→ **TEXT PROVIDED**
****
Indivisible Sorta-Review

Julian Williams
16 min readNov 26, 2019

--

About 70% through Indivisible, I recruited a giant woman with a bow named Phoebe. While looking at her ‘how to play’ menu, I read her two featured abilities — her down attack, and her passive — which said she had “air dominance” and boasted about the power of throws. Utterly baffled, I took her into the game’s training mode that unlocks entirely too late, and messed with her for a while, finding no results with her strange jump that didn’t do anything. Where exactly is her throw? It was only after launching the enemy and doing it that she grabbed them and did a back-breaker, and I shouted aloud, “Ohhh! She has a Heavenly Potemkin Buster!”

If what I just said makes sense to you, you should definitely try to play Indivisible. It is a game that is confusing, frustrating, messy, clearly a product of mismanagement and disorganization, and yet, since finishing it, I can’t stop thinking about it.

Indivisible was pitched to the crowdfunding backers as in the vein of Valkyrie Profile, and from the jump it makes it clear about that inspiration. The first scenes shows the ending of a prior game that never existed, hinting at a plot you can’t fathom until much later, and it even has a snazzy animated intro done by Studio Trigger. The game is exploding with love for sprite-based JRPGs of the Sega CD and Playstation era, like Lunar or Xenogears, right before moving into the spunky teenage character about to go on an adventure. And thanks to the LabZero hand drawn animation style, it is gorgeous to watch move and all the designs are snappy and clean.
****
Rows from a layout dataset:
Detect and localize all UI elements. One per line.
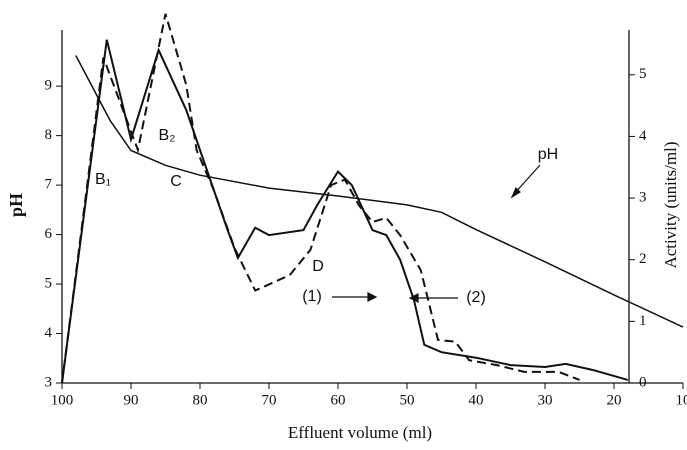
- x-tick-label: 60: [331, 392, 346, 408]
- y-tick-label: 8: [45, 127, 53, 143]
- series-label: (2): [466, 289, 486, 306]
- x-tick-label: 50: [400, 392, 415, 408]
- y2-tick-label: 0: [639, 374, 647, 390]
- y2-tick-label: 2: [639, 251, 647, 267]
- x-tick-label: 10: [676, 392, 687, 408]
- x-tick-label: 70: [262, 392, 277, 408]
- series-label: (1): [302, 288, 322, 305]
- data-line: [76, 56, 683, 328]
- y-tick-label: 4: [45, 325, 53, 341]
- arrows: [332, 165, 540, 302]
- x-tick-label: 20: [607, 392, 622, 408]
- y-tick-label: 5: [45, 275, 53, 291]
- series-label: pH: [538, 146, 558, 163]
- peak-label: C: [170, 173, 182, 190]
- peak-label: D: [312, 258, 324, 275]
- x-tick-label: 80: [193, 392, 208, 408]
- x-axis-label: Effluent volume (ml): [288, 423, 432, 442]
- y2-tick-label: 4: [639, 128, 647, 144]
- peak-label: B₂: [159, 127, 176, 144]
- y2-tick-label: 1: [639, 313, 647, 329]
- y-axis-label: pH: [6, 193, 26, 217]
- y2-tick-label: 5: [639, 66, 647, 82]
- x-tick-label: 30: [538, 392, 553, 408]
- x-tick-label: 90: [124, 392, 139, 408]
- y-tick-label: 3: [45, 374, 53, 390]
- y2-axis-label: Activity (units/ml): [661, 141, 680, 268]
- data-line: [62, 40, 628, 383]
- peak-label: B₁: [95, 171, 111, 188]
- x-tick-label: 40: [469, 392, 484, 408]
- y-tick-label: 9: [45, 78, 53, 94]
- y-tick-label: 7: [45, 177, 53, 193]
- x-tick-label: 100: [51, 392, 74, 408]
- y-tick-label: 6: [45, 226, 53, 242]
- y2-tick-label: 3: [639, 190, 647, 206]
****
→ **REQUIREMENTS**
Reproduce the passage of the Indivisible review between "Indivisible was pitched" and "snappy and clean.", inclusive. These items were taken from a separate source.

→ **THE COMPLETED TASK**
Indivisible was pitched to the crowdfunding backers as in the vein of Valkyrie Profile, and from the jump it makes it clear about that inspiration. The first scenes shows the ending of a prior game that never existed, hinting at a plot you can’t fathom until much later, and it even has a snazzy animated intro done by Studio Trigger. The game is exploding with love for sprite-based JRPGs of the Sega CD and Playstation era, like Lunar or Xenogears, right before moving into the spunky teenage character about to go on an adventure. And thanks to the LabZero hand drawn animation style, it is gorgeous to watch move and all the designs are snappy and clean.